Quando Pio IX voleva un'Italia unita e federale
Di Francesco Agnoli (del 04/02/2011 @ 08:53:39, in Storia del Risorgimento, linkato 1644 volte)


Il 1848 è l’anno delle rivoluzioni. A questa data sul soglio pontificio siede Pio IX. I moti del 1820-21, guidati dalle sette, si sono rivelati un flop. Lo stesso può dirsi dei moti del 1831. Qual è la posizione del nuovo papa? Pio IX è convinto che sia giunto il tempo di unificare l’Italia, senza spargimento di sangue e senza rivoluzioni: il suo desiderio è una Confederazione.

 A questa data sono in auge le idee dell’abate Vincenzo Gioberti, che col suo neoguelfismo, probabilmente machiavellico, ottiene ascolto non solo in Vaticano ma presso un pubblico piuttosto ampio di moderati e cattolici che vedono nelle sue proposte la possibilità di unificare il paese senza passare da una rivoluzione. Secondo Massimo Viglione, nel suo “L’identità ferita”, Gioberti è l’uomo che volutamente avvicina alle masse il programma nazionale borghese che altrimenti non avrebbe avuto alcun successo. Il suo scopo non sarebbe dunque quello di una confederazione neoguelfa, con a capo il papa, ma la strumentalizzazione del papa stesso per avvicinare i cattolici ad una rivoluzione che altrimenti li spaventerebbe.

# [Direttive]
1. Trasforma in un elenco puntato il paragrafo dell'articolo su Pio IX che inizia con «Il 1848 è l’anno delle rivoluzioni», mantenendone i fatti principali.
2. Trascrivi alla lettera il passo dell'articolo su Pio IX a partire da "Il 1848 è l’anno" e proseguendo fino a "è una Confederazione.".

# [Dati archiviati]

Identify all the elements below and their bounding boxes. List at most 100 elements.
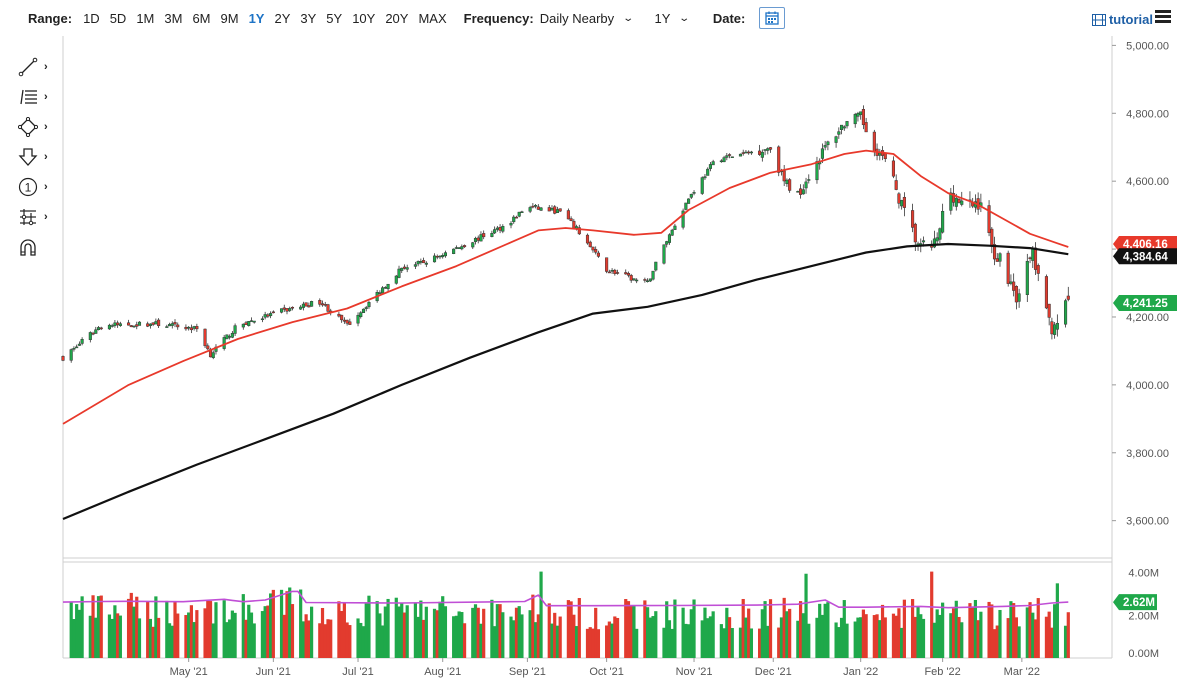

# [Risposte per compito]
1.
- Il 1848 è l'anno delle rivoluzioni e sul soglio pontificio siede Pio IX.
- I moti del 1820-21, guidati dalle sette, si sono rivelati un fallimento, come quelli del 1831.
- Pio IX è convinto che sia giunto il tempo di unificare l'Italia senza spargimento di sangue e senza rivoluzioni.
- Il suo desiderio è una Confederazione.

2.
Il 1848 è l’anno delle rivoluzioni. A questa data sul soglio pontificio siede Pio IX. I moti del 1820-21, guidati dalle sette, si sono rivelati un flop. Lo stesso può dirsi dei moti del 1831. Qual è la posizione del nuovo papa? Pio IX è convinto che sia giunto il tempo di unificare l’Italia, senza spargimento di sangue e senza rivoluzioni: il suo desiderio è una Confederazione.